Gather up every line from the entries below that uses the word "출석인정일수".
..........
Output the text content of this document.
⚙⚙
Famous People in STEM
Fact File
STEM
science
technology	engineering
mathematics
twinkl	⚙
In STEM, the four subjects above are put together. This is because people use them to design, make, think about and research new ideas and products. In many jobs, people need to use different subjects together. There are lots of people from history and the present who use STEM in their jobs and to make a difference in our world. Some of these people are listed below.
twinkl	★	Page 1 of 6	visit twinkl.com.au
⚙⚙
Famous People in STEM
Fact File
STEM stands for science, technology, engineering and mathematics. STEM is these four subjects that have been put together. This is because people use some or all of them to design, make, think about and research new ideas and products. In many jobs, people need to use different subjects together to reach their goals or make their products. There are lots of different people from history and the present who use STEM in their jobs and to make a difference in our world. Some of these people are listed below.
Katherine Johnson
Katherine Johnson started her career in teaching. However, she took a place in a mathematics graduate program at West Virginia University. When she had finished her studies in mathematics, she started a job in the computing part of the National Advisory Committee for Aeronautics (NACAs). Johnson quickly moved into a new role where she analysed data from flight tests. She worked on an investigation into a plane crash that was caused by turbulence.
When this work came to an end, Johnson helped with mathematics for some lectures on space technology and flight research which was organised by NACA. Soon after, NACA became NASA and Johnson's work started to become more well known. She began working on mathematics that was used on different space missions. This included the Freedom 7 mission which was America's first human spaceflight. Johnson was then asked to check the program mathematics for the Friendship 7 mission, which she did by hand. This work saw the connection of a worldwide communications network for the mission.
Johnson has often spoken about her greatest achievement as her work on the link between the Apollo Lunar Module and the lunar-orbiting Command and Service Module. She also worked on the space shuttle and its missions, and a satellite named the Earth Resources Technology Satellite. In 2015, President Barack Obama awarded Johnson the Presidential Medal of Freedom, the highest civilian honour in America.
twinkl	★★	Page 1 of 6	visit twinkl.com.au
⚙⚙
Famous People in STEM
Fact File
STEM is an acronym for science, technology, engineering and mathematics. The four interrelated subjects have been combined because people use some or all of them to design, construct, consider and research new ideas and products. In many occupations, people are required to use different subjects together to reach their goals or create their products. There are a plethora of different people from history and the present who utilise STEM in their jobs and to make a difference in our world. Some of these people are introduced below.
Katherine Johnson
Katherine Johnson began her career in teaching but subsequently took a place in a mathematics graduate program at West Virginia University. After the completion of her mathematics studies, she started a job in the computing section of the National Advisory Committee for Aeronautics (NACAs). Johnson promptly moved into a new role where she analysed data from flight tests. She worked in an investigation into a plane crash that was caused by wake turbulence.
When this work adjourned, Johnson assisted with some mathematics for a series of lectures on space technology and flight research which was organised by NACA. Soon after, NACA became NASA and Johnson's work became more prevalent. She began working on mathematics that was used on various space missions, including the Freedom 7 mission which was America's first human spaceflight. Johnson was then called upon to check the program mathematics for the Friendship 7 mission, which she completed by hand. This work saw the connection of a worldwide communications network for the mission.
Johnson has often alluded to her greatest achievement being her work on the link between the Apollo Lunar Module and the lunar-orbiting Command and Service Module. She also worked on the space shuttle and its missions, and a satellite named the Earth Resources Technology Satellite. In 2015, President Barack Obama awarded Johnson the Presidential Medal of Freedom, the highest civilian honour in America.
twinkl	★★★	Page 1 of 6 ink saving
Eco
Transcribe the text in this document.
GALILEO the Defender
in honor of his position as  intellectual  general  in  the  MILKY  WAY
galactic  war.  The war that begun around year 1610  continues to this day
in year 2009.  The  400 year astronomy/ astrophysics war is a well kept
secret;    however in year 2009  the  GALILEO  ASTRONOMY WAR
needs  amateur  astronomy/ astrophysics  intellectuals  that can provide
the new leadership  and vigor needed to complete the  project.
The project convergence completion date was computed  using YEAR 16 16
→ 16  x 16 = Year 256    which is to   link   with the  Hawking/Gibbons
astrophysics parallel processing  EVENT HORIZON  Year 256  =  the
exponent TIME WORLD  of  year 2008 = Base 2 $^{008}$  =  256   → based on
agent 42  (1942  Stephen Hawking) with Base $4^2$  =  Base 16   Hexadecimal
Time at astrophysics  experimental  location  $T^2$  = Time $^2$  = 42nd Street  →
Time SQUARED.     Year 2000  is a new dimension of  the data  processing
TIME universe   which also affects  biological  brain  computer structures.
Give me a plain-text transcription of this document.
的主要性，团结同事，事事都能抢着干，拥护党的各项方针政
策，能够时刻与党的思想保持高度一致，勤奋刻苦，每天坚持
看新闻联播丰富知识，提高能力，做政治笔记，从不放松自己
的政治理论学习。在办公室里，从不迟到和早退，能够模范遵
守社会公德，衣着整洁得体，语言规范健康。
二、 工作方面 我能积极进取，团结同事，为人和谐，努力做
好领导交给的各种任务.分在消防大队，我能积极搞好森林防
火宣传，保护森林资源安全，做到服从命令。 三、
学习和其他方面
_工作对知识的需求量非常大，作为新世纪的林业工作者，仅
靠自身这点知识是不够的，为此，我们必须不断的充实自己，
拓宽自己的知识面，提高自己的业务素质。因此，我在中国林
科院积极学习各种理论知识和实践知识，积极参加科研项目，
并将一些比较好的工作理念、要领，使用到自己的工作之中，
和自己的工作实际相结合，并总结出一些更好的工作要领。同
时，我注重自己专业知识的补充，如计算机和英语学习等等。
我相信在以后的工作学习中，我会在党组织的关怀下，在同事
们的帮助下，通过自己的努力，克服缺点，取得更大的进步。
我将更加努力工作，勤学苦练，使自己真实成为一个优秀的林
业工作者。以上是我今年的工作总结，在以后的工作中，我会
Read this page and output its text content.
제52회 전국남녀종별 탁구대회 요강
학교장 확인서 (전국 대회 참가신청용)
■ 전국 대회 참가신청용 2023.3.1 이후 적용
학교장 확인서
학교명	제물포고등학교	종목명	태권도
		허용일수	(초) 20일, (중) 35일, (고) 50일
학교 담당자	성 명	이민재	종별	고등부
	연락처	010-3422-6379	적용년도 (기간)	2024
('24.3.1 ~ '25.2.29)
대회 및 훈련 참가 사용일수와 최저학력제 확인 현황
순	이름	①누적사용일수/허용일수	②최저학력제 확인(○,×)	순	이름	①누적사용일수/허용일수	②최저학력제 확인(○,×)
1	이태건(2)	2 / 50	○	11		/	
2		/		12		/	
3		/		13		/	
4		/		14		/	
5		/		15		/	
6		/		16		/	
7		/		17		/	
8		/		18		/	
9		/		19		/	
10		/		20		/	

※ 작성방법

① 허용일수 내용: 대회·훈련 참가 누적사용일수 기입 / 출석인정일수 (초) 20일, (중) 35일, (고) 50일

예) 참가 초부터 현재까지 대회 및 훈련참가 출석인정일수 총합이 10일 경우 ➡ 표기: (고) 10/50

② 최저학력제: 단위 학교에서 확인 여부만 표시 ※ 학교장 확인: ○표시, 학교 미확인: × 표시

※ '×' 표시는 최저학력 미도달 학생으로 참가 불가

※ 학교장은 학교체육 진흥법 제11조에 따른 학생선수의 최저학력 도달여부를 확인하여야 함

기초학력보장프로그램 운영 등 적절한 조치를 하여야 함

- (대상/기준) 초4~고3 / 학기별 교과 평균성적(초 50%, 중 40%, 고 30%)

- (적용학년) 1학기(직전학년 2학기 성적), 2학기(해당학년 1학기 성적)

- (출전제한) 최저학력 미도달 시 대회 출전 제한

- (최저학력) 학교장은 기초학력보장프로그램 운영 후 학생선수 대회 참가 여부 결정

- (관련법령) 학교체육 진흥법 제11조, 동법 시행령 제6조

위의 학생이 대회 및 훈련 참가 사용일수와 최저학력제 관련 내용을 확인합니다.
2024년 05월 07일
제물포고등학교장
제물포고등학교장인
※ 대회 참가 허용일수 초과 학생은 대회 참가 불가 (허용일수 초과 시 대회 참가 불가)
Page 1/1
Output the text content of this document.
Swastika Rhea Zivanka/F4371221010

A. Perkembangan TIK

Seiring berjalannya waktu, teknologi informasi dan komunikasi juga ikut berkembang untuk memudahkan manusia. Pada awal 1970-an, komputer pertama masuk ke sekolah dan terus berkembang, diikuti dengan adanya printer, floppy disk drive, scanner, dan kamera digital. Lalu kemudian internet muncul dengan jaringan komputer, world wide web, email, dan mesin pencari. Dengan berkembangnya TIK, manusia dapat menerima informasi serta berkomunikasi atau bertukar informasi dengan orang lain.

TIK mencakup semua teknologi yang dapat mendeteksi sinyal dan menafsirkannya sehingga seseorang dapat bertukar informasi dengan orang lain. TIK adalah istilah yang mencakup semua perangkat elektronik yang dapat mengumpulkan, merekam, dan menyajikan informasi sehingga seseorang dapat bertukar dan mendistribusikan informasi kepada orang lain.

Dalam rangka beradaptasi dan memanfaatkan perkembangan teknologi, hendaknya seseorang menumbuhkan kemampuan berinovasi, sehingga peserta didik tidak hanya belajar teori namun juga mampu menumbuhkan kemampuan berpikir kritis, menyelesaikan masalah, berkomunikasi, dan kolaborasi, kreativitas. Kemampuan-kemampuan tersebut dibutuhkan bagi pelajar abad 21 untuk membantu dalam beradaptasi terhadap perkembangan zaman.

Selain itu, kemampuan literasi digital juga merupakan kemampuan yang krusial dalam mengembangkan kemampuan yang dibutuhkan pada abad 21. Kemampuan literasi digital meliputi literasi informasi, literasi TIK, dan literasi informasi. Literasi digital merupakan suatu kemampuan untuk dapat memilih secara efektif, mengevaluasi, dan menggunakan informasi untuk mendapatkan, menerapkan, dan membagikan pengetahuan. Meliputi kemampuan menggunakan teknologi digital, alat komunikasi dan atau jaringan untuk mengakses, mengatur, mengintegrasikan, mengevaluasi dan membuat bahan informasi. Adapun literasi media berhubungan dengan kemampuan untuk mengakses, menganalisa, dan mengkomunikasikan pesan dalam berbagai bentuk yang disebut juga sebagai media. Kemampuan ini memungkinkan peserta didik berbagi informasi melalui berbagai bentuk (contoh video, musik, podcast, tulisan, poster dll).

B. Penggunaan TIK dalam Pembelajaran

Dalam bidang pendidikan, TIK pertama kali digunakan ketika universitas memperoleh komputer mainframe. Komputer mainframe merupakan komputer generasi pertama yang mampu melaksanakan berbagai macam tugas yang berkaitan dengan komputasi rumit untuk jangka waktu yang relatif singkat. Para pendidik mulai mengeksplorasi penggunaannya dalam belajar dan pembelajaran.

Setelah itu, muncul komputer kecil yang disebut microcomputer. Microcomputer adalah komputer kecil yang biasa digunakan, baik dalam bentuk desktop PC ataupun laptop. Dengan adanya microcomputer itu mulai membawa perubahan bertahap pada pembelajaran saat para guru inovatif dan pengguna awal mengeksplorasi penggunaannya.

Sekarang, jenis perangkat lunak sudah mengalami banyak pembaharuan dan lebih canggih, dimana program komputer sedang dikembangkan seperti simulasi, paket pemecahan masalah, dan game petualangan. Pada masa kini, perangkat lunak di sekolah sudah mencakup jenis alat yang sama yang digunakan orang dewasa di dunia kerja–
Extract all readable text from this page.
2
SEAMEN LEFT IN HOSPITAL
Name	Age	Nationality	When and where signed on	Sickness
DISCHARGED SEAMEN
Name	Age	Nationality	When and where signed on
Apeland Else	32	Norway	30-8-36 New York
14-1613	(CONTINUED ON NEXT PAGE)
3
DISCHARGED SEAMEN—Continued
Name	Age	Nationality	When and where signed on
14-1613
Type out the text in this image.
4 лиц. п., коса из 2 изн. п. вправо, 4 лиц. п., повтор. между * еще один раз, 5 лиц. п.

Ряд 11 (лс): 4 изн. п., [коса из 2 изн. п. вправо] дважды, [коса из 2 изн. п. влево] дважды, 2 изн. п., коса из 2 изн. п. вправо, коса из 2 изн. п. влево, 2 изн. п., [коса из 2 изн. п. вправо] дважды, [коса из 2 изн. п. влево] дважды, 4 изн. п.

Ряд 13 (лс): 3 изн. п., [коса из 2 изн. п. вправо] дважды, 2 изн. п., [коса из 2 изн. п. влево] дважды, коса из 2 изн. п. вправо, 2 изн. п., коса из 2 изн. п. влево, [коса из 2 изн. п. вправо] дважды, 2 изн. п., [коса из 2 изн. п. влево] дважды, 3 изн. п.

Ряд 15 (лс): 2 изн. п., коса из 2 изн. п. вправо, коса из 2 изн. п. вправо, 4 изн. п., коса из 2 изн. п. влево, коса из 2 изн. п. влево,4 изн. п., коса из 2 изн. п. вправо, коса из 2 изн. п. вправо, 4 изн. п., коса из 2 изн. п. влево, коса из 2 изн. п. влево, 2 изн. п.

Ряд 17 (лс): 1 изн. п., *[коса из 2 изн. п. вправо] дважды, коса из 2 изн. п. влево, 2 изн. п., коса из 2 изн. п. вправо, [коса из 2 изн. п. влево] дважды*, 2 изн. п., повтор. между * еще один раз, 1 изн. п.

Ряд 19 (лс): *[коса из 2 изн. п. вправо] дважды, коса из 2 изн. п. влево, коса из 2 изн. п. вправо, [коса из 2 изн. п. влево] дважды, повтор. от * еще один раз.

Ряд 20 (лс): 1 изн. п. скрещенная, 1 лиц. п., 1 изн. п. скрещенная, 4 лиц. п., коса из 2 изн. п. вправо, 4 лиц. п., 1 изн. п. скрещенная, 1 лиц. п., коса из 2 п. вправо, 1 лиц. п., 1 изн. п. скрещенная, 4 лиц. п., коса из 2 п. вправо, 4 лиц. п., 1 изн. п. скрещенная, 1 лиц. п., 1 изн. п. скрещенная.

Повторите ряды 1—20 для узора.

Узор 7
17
..........
◆ **Task solution**:
① 허용일수 내용: 대회·훈련 참가 누적사용일수 기입 / 출석인정일수 (초) 20일, (중) 35일, (고) 50일
예) 참가 초부터 현재까지 대회 및 훈련참가 출석인정일수 총합이 10일 경우 ➡ 표기: (고) 10/50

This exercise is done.